◆ **WHAT YOU ARE ASKED TO DO**: Write out the rows again, switching "material2-source" to "material2-citation" and leaving everything else as it is.

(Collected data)
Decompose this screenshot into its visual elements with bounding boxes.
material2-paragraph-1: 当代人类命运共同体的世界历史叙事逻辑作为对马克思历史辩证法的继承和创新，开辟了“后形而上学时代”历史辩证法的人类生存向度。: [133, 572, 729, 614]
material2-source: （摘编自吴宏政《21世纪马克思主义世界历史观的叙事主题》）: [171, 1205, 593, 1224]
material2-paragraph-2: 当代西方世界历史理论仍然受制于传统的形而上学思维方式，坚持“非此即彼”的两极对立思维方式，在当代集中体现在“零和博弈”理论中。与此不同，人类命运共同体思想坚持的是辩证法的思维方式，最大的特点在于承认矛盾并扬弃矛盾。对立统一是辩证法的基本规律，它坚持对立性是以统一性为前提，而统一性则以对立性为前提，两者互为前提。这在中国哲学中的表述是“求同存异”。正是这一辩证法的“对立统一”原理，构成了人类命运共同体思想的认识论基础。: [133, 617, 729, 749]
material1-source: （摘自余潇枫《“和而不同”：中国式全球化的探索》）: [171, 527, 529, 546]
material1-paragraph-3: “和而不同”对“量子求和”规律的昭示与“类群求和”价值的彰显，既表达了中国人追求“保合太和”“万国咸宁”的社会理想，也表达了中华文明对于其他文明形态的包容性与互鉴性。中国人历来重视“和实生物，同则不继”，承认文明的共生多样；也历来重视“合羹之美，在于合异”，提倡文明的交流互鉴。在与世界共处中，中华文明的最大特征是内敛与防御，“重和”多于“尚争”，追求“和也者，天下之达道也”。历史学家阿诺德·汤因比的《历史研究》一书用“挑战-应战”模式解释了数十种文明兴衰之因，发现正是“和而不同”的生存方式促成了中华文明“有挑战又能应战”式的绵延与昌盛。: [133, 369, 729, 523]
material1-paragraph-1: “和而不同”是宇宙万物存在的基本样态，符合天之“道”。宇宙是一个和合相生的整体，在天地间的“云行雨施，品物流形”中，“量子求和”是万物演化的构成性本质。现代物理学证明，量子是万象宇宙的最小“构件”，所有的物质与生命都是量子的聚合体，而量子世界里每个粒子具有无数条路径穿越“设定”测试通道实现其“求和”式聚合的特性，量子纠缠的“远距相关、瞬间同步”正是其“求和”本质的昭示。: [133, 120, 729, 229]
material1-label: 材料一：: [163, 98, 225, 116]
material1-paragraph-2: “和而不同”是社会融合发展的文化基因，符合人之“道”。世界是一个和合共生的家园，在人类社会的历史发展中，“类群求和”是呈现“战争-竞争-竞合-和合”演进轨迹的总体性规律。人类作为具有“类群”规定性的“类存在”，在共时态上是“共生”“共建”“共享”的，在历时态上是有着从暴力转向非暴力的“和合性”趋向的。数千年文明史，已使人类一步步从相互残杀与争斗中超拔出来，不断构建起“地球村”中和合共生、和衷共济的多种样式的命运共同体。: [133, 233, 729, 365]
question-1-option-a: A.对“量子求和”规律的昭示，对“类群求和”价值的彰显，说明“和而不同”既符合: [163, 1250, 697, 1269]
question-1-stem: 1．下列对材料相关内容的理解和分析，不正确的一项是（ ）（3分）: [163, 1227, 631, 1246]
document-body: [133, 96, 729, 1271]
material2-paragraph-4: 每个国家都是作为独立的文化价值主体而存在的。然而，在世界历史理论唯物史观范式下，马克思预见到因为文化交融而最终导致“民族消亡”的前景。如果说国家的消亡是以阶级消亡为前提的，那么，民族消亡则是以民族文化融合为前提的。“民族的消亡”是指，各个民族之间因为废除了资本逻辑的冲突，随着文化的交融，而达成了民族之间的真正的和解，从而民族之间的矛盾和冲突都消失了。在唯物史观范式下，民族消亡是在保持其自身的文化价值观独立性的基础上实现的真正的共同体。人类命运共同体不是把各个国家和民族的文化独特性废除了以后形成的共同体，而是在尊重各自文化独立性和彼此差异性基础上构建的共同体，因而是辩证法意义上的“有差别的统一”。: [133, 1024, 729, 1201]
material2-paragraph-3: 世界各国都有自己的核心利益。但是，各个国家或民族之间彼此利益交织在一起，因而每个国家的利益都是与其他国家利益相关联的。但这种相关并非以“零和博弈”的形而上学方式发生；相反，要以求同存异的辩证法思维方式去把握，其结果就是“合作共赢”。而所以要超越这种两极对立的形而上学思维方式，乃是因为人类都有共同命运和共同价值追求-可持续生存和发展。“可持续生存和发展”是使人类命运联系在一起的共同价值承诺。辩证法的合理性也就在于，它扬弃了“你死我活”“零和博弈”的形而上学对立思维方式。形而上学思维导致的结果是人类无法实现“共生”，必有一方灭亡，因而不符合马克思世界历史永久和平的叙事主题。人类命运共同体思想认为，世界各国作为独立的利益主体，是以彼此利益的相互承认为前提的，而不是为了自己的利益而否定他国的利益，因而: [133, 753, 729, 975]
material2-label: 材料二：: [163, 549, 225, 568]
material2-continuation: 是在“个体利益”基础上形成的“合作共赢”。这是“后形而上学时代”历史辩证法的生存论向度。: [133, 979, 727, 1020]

◆ **WRITTEN SOLUTION**:
Decompose this screenshot into its visual elements with bounding boxes.
material2-paragraph-1: 当代人类命运共同体的世界历史叙事逻辑作为对马克思历史辩证法的继承和创新，开辟了“后形而上学时代”历史辩证法的人类生存向度。: [133, 572, 729, 614]
material2-citation: （摘编自吴宏政《21世纪马克思主义世界历史观的叙事主题》）: [171, 1205, 593, 1224]
material2-paragraph-2: 当代西方世界历史理论仍然受制于传统的形而上学思维方式，坚持“非此即彼”的两极对立思维方式，在当代集中体现在“零和博弈”理论中。与此不同，人类命运共同体思想坚持的是辩证法的思维方式，最大的特点在于承认矛盾并扬弃矛盾。对立统一是辩证法的基本规律，它坚持对立性是以统一性为前提，而统一性则以对立性为前提，两者互为前提。这在中国哲学中的表述是“求同存异”。正是这一辩证法的“对立统一”原理，构成了人类命运共同体思想的认识论基础。: [133, 617, 729, 749]
material1-source: （摘自余潇枫《“和而不同”：中国式全球化的探索》）: [171, 527, 529, 546]
material1-paragraph-3: “和而不同”对“量子求和”规律的昭示与“类群求和”价值的彰显，既表达了中国人追求“保合太和”“万国咸宁”的社会理想，也表达了中华文明对于其他文明形态的包容性与互鉴性。中国人历来重视“和实生物，同则不继”，承认文明的共生多样；也历来重视“合羹之美，在于合异”，提倡文明的交流互鉴。在与世界共处中，中华文明的最大特征是内敛与防御，“重和”多于“尚争”，追求“和也者，天下之达道也”。历史学家阿诺德·汤因比的《历史研究》一书用“挑战-应战”模式解释了数十种文明兴衰之因，发现正是“和而不同”的生存方式促成了中华文明“有挑战又能应战”式的绵延与昌盛。: [133, 369, 729, 523]
material1-paragraph-1: “和而不同”是宇宙万物存在的基本样态，符合天之“道”。宇宙是一个和合相生的整体，在天地间的“云行雨施，品物流形”中，“量子求和”是万物演化的构成性本质。现代物理学证明，量子是万象宇宙的最小“构件”，所有的物质与生命都是量子的聚合体，而量子世界里每个粒子具有无数条路径穿越“设定”测试通道实现其“求和”式聚合的特性，量子纠缠的“远距相关、瞬间同步”正是其“求和”本质的昭示。: [133, 120, 729, 229]
material1-label: 材料一：: [163, 98, 225, 116]
material1-paragraph-2: “和而不同”是社会融合发展的文化基因，符合人之“道”。世界是一个和合共生的家园，在人类社会的历史发展中，“类群求和”是呈现“战争-竞争-竞合-和合”演进轨迹的总体性规律。人类作为具有“类群”规定性的“类存在”，在共时态上是“共生”“共建”“共享”的，在历时态上是有着从暴力转向非暴力的“和合性”趋向的。数千年文明史，已使人类一步步从相互残杀与争斗中超拔出来，不断构建起“地球村”中和合共生、和衷共济的多种样式的命运共同体。: [133, 233, 729, 365]
question-1-option-a: A.对“量子求和”规律的昭示，对“类群求和”价值的彰显，说明“和而不同”既符合: [163, 1250, 697, 1269]
question-1-stem: 1．下列对材料相关内容的理解和分析，不正确的一项是（ ）（3分）: [163, 1227, 631, 1246]
document-body: [133, 96, 729, 1271]
material2-paragraph-4: 每个国家都是作为独立的文化价值主体而存在的。然而，在世界历史理论唯物史观范式下，马克思预见到因为文化交融而最终导致“民族消亡”的前景。如果说国家的消亡是以阶级消亡为前提的，那么，民族消亡则是以民族文化融合为前提的。“民族的消亡”是指，各个民族之间因为废除了资本逻辑的冲突，随着文化的交融，而达成了民族之间的真正的和解，从而民族之间的矛盾和冲突都消失了。在唯物史观范式下，民族消亡是在保持其自身的文化价值观独立性的基础上实现的真正的共同体。人类命运共同体不是把各个国家和民族的文化独特性废除了以后形成的共同体，而是在尊重各自文化独立性和彼此差异性基础上构建的共同体，因而是辩证法意义上的“有差别的统一”。: [133, 1024, 729, 1201]
material2-paragraph-3: 世界各国都有自己的核心利益。但是，各个国家或民族之间彼此利益交织在一起，因而每个国家的利益都是与其他国家利益相关联的。但这种相关并非以“零和博弈”的形而上学方式发生；相反，要以求同存异的辩证法思维方式去把握，其结果就是“合作共赢”。而所以要超越这种两极对立的形而上学思维方式，乃是因为人类都有共同命运和共同价值追求-可持续生存和发展。“可持续生存和发展”是使人类命运联系在一起的共同价值承诺。辩证法的合理性也就在于，它扬弃了“你死我活”“零和博弈”的形而上学对立思维方式。形而上学思维导致的结果是人类无法实现“共生”，必有一方灭亡，因而不符合马克思世界历史永久和平的叙事主题。人类命运共同体思想认为，世界各国作为独立的利益主体，是以彼此利益的相互承认为前提的，而不是为了自己的利益而否定他国的利益，因而: [133, 753, 729, 975]
material2-label: 材料二：: [163, 549, 225, 568]
material2-continuation: 是在“个体利益”基础上形成的“合作共赢”。这是“后形而上学时代”历史辩证法的生存论向度。: [133, 979, 727, 1020]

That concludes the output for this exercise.